Source data:

------

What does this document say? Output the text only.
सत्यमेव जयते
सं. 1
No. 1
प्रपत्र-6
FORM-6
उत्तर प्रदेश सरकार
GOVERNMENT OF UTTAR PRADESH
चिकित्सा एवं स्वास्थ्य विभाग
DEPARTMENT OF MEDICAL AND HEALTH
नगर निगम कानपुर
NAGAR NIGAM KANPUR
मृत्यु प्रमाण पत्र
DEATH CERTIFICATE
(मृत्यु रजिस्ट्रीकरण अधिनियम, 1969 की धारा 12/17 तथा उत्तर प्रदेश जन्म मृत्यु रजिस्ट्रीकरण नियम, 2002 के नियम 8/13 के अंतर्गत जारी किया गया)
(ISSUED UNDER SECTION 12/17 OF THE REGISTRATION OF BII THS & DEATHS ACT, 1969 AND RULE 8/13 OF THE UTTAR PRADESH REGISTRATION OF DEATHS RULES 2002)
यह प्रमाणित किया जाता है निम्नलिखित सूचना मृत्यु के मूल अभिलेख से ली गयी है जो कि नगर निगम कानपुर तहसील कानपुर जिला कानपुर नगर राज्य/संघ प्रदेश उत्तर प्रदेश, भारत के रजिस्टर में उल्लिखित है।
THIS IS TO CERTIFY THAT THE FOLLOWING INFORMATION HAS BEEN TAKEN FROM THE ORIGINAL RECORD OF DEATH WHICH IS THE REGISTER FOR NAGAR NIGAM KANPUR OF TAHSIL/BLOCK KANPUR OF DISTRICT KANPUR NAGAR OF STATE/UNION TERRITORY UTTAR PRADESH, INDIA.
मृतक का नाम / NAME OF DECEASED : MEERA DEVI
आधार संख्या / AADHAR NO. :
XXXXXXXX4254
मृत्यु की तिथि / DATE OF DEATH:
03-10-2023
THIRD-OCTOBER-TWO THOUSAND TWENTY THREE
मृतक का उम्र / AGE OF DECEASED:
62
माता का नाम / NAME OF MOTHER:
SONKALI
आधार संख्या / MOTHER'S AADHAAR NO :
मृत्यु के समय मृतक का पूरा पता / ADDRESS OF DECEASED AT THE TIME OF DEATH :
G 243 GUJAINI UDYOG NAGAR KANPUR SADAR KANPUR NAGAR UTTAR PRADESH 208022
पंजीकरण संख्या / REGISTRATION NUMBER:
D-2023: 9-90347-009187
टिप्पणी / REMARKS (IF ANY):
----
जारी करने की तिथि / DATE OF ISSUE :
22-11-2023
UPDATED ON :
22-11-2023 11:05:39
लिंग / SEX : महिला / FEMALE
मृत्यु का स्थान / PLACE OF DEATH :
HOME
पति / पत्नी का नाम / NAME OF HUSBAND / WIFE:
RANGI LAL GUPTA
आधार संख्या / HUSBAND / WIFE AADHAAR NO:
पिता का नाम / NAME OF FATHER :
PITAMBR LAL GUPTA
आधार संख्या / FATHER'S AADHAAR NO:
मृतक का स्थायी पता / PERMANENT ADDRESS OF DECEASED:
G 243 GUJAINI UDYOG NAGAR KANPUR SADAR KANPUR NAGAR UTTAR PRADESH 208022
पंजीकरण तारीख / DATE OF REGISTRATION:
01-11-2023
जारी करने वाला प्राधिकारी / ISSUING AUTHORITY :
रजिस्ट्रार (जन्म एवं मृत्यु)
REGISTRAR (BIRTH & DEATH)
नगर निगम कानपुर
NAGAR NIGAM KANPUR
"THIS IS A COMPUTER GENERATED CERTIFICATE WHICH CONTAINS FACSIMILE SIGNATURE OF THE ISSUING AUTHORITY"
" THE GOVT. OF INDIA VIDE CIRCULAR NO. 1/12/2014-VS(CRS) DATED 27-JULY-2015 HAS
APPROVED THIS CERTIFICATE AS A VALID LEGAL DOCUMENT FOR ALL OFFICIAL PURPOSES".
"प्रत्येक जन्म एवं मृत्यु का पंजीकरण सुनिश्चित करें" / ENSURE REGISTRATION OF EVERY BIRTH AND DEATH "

------

Go through the data above and find the lines with the word "PRADESH". Copy each of those lines.

• _EXERCISE RESULT_:
GOVERNMENT OF UTTAR PRADESH
(ISSUED UNDER SECTION 12/17 OF THE REGISTRATION OF BII THS & DEATHS ACT, 1969 AND RULE 8/13 OF THE UTTAR PRADESH REGISTRATION OF DEATHS RULES 2002)
THIS IS TO CERTIFY THAT THE FOLLOWING INFORMATION HAS BEEN TAKEN FROM THE ORIGINAL RECORD OF DEATH WHICH IS THE REGISTER FOR NAGAR NIGAM KANPUR OF TAHSIL/BLOCK KANPUR OF DISTRICT KANPUR NAGAR OF STATE/UNION TERRITORY UTTAR PRADESH, INDIA.
G 243 GUJAINI UDYOG NAGAR KANPUR SADAR KANPUR NAGAR UTTAR PRADESH 208022
G 243 GUJAINI UDYOG NAGAR KANPUR SADAR KANPUR NAGAR UTTAR PRADESH 208022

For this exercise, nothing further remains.